# 課題の指示
宝巌寺の再興と藩とのかかわりを記した文章を、最後の文の後から書き継いでください。

# 出典抜粋
宝巌寺の再建も定直によってなされ、延享には上人の化益・賦算、寺社への参詣に関する藩との間の取り決めができた。安永には本堂の修造が行われた。全焼した本堂はこの時ものである。「湯築城の廃材・・」を貰って造られたというご住職の話はこの時のことであろう。無論、二百年前の河野時代の城の廃材ではありえない。廃城を管理するために造られた「門・柵」の事であろう。

以上のような経緯で再興された宝巌寺であるが、この寺は元来檀家、末寺が少なくその経営は難しい状況が続いたようである。寺は藩から頂いた祠堂米弐百俵を御郡方へ預け、毎年その利米を戴いていた。当時、松山藩も恒常的な財政難に苦しんでいた。安永三年、その中で利米が減るのは止むを得ないが今後とも利米を戴きたいという支配代官宛の嘆願が出されている。

更に上人側は「宝巌寺寺格」をあげてくれるよう嘆願している。それに対し藩は苦慮したようだが、結局二年後の安永五年には「・・上人のたっての御頼であるから・・」「中書院礼式」の寺格にするという返答を出している。ところがその六年後の天明二年正月に「・・寺格の件はなかったことにする・・」という通達が藩から藤沢の上人側へ送られてきた。遊行上人の権威を無視した一方的な通告であるが、上人側はそれを受け入れ、その経緯を後世に「かがみ」として遺し、藩と遊行上人との間にトラブルが起きないようにするためにその経緯を「日鑑」に書き残した。

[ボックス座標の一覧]
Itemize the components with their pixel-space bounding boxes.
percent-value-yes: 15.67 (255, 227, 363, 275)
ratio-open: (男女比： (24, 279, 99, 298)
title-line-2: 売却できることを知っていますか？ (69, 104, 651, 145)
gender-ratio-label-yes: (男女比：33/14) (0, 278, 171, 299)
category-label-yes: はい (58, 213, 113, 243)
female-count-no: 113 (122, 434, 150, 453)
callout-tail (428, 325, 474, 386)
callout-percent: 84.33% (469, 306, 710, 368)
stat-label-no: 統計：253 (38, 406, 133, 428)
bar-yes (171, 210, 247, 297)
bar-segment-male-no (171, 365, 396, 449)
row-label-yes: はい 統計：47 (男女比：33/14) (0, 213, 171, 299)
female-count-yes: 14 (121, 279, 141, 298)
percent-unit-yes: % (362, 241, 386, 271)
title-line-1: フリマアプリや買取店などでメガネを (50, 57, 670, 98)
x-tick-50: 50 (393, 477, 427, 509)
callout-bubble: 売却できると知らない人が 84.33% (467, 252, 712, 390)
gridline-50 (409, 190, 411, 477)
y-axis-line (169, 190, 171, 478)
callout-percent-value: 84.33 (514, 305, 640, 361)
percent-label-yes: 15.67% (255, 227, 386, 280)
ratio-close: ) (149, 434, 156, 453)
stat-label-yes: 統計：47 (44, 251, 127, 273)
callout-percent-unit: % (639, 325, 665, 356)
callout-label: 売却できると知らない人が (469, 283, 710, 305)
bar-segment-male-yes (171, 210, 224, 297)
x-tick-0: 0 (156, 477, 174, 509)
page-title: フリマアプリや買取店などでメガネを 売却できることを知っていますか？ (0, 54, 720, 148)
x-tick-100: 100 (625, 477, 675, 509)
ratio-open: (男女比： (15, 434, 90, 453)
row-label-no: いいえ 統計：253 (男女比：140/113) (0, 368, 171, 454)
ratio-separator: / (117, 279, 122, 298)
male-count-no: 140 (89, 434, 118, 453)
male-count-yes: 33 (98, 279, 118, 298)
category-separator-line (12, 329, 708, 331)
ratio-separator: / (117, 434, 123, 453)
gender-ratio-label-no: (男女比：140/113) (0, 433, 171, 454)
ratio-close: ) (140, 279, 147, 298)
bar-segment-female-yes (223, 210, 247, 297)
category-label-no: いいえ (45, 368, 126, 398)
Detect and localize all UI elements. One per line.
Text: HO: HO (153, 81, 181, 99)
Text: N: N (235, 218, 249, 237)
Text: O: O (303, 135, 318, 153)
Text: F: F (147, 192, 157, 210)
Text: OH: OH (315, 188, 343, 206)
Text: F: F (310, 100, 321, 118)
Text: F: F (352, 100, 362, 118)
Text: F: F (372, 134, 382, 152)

# 回答
遊行上人が藩からこのような厳しい通告を受けた丁度その頃、「松山藩の御番頭稲川八左衛門(秘事録)」、「松山・天徳寺(天徳寺資料)」にも厳しいお咎めがあった。

天明二年正月頃、御番頭が閉居の処罰を受けた。「御番頭」は、家老、中老に次ぎ、御奉行の上に立つ重職である。

定直の時以来、藩と非常に親密な関係を維持してきた天徳寺であるが、上人や御番頭の件があってから数か月後の天明二年五月、蔵山和尚は突然隠居を命じられた。寛永二年に明堂が藩主と衝突し自ら退院した事例はあるが、こうした命令は前例がない。蔵山は藩と交渉を進めていた「庫厨新建」の件が命令の理由と理解している。蔵山隠居した後、澤瑞が住持となるが彼も就任三年後、天明四年には寺を追われ、住持であった記録までも抹殺される。澤瑞は藩及び本山・妙心寺の承認をえて入院した人物であり、何の責任を執らされたのかは定かでない。このように御奉行、宝巌寺、天徳寺になされた処断の決定には、安永八年に松山藩を継承し、この事件の直前・天明元年五月にお国入りした松平定国(寛政の改革を主導した松平定信の実兄)の意向が強く働いていたと思われる。朱子学に親しんだ定国は遊行上人や蔵山には批判的だったのであろう。定直以来続いてきた藩と天徳寺の間の親密な関係も突然失われた。

 「宝巌寺寺格」の儀は挫折したが、遊行上人の宝巌寺に対する支援はその後も続いた。

記録に残る最後の回国でもまた、末寺が一つしかない宝巌寺の行末を案じた遊行上人からは次のような口上が御家老中へ出された。

「宿坊宝巌寺儀・・中古廃寺同様ニ相成・・・御領内門末有之儀ニも唯一ヶ寺ニが座候へハ、行末衰微退転ニも相成候ハゝ、外実共ニ心外之至御座候・・・格別之以御憐憫宜御沙汰被下度頼入存候」                      (完)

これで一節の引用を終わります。